→ **Given entries**
>>>

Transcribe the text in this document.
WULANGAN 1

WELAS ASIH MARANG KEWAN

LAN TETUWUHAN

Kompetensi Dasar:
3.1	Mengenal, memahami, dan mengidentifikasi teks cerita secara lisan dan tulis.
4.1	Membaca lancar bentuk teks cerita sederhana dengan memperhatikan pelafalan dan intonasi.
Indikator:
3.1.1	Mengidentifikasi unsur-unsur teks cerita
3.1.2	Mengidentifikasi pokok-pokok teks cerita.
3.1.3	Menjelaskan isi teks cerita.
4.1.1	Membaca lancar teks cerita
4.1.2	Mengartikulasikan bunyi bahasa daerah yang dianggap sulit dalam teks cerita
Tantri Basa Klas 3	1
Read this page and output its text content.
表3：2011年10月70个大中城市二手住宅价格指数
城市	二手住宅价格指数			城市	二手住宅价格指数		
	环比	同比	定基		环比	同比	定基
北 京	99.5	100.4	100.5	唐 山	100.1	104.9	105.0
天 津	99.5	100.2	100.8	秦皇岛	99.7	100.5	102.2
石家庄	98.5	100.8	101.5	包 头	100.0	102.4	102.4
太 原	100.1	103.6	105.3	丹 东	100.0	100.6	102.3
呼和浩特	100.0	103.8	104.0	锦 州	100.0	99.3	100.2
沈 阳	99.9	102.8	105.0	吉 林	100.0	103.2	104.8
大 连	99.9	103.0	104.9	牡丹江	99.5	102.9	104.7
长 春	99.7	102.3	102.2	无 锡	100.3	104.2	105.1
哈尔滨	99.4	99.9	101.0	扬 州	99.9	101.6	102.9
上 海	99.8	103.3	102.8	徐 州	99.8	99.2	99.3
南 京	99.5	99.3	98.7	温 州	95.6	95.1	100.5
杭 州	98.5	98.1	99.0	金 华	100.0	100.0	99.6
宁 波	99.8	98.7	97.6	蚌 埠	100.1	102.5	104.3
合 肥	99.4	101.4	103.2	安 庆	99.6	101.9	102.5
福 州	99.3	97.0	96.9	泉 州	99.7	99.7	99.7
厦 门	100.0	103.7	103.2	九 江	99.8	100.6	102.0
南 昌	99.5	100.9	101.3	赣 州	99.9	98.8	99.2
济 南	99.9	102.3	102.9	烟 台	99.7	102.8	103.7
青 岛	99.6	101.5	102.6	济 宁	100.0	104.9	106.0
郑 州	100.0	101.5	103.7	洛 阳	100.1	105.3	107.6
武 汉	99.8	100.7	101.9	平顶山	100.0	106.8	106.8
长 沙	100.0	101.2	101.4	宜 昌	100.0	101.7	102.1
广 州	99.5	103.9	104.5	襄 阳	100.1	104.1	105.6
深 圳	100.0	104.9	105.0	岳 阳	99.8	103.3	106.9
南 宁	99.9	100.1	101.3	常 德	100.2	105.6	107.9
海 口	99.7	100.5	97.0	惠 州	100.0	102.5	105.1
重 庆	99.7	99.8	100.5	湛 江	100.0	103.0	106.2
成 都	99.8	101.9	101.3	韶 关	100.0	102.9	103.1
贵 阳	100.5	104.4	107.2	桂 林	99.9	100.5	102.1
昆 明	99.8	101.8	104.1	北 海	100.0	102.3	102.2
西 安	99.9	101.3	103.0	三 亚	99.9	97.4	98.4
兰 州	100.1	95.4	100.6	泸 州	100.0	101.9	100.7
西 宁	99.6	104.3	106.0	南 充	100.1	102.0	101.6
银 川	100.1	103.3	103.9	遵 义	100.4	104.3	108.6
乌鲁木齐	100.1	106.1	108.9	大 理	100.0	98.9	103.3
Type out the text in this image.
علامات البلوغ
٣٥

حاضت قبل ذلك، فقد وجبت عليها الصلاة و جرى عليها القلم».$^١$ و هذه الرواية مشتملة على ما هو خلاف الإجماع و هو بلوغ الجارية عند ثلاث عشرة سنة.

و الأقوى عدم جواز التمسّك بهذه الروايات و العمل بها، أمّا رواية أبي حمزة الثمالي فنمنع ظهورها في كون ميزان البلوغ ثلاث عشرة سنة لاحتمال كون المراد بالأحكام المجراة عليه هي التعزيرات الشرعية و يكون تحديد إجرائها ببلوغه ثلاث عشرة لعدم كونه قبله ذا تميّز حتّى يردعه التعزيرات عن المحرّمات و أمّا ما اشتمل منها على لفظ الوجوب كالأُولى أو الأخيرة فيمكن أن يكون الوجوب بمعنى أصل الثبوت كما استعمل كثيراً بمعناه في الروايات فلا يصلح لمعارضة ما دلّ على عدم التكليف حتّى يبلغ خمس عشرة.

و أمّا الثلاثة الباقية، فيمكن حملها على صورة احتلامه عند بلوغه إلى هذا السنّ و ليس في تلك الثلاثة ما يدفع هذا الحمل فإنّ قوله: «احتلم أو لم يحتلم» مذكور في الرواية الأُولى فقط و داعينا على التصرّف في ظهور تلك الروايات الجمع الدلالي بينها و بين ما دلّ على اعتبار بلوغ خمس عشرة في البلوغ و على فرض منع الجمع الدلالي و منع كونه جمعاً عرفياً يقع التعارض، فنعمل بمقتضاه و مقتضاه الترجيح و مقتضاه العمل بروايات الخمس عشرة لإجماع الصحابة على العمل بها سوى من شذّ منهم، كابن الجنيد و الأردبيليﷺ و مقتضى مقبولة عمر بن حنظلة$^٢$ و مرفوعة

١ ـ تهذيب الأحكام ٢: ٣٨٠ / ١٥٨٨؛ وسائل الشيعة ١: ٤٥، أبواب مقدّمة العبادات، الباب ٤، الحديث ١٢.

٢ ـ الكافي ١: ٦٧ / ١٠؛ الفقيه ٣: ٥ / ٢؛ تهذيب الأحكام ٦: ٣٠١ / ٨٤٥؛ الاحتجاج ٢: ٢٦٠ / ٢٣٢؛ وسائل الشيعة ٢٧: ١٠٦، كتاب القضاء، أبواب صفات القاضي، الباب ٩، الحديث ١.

<<<

→ **The problem**
How many lines of the listing above include the word "الباب"? State the number and nothing else.

→ **Problem solution**
2